Task description: Copy nothing but the lines running from the one containing "Parse this chart and return its data as JSON." through the end of the listing below. Drop the pictures.

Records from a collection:
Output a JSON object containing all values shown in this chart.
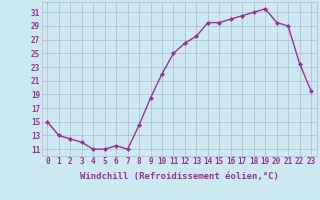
{
  "x": [
    0,
    1,
    2,
    3,
    4,
    5,
    6,
    7,
    8,
    9,
    10,
    11,
    12,
    13,
    14,
    15,
    16,
    17,
    18,
    19,
    20,
    21,
    22,
    23
  ],
  "y": [
    15,
    13,
    12.5,
    12,
    11,
    11,
    11.5,
    11,
    14.5,
    18.5,
    22,
    25,
    26.5,
    27.5,
    29.5,
    29.5,
    30,
    30.5,
    31,
    31.5,
    29.5,
    29,
    23.5,
    19.5
  ],
  "line_color": "#993399",
  "marker": "D",
  "marker_size": 2,
  "xlabel": "Windchill (Refroidissement éolien,°C)",
  "xlabel_fontsize": 6.5,
  "ylabel_ticks": [
    11,
    13,
    15,
    17,
    19,
    21,
    23,
    25,
    27,
    29,
    31
  ],
  "xtick_labels": [
    "0",
    "1",
    "2",
    "3",
    "4",
    "5",
    "6",
    "7",
    "8",
    "9",
    "10",
    "11",
    "12",
    "13",
    "14",
    "15",
    "16",
    "17",
    "18",
    "19",
    "20",
    "21",
    "22",
    "23"
  ],
  "ylim": [
    10.0,
    32.5
  ],
  "xlim": [
    -0.5,
    23.5
  ],
  "bg_color": "#cce8f0",
  "grid_color": "#b0b8cc",
  "tick_fontsize": 5.5,
  "line_width": 1.0
}
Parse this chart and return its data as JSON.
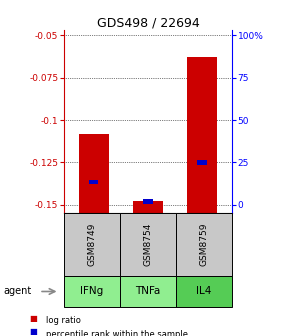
{
  "title": "GDS498 / 22694",
  "samples": [
    "GSM8749",
    "GSM8754",
    "GSM8759"
  ],
  "agents": [
    "IFNg",
    "TNFa",
    "IL4"
  ],
  "log_ratios": [
    -0.108,
    -0.148,
    -0.063
  ],
  "pct_rank_values": [
    13.5,
    2.0,
    25.0
  ],
  "ylim_left": [
    -0.155,
    -0.047
  ],
  "yticks_left": [
    -0.05,
    -0.075,
    -0.1,
    -0.125,
    -0.15
  ],
  "yticks_right": [
    0,
    25,
    50,
    75,
    100
  ],
  "bar_width": 0.55,
  "red_color": "#cc0000",
  "blue_color": "#0000cc",
  "gray_box_color": "#c8c8c8",
  "green_box_color": "#90ee90",
  "green_box_color2": "#55cc55"
}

Reply to the exercise:
Parse this chart and return its data as JSON.
{
  "title": "GDS498 / 22694",
  "samples": [
    "GSM8749",
    "GSM8754",
    "GSM8759"
  ],
  "agents": [
    "IFNg",
    "TNFa",
    "IL4"
  ],
  "log_ratios": [
    -0.108,
    -0.148,
    -0.063
  ],
  "pct_rank_values": [
    13.5,
    2.0,
    25.0
  ],
  "ylim_left": [
    -0.155,
    -0.047
  ],
  "yticks_left": [
    -0.05,
    -0.075,
    -0.1,
    -0.125,
    -0.15
  ],
  "yticks_right": [
    0,
    25,
    50,
    75,
    100
  ],
  "bar_width": 0.55,
  "red_color": "#cc0000",
  "blue_color": "#0000cc",
  "gray_box_color": "#c8c8c8",
  "green_box_color": "#90ee90",
  "green_box_color2": "#55cc55"
}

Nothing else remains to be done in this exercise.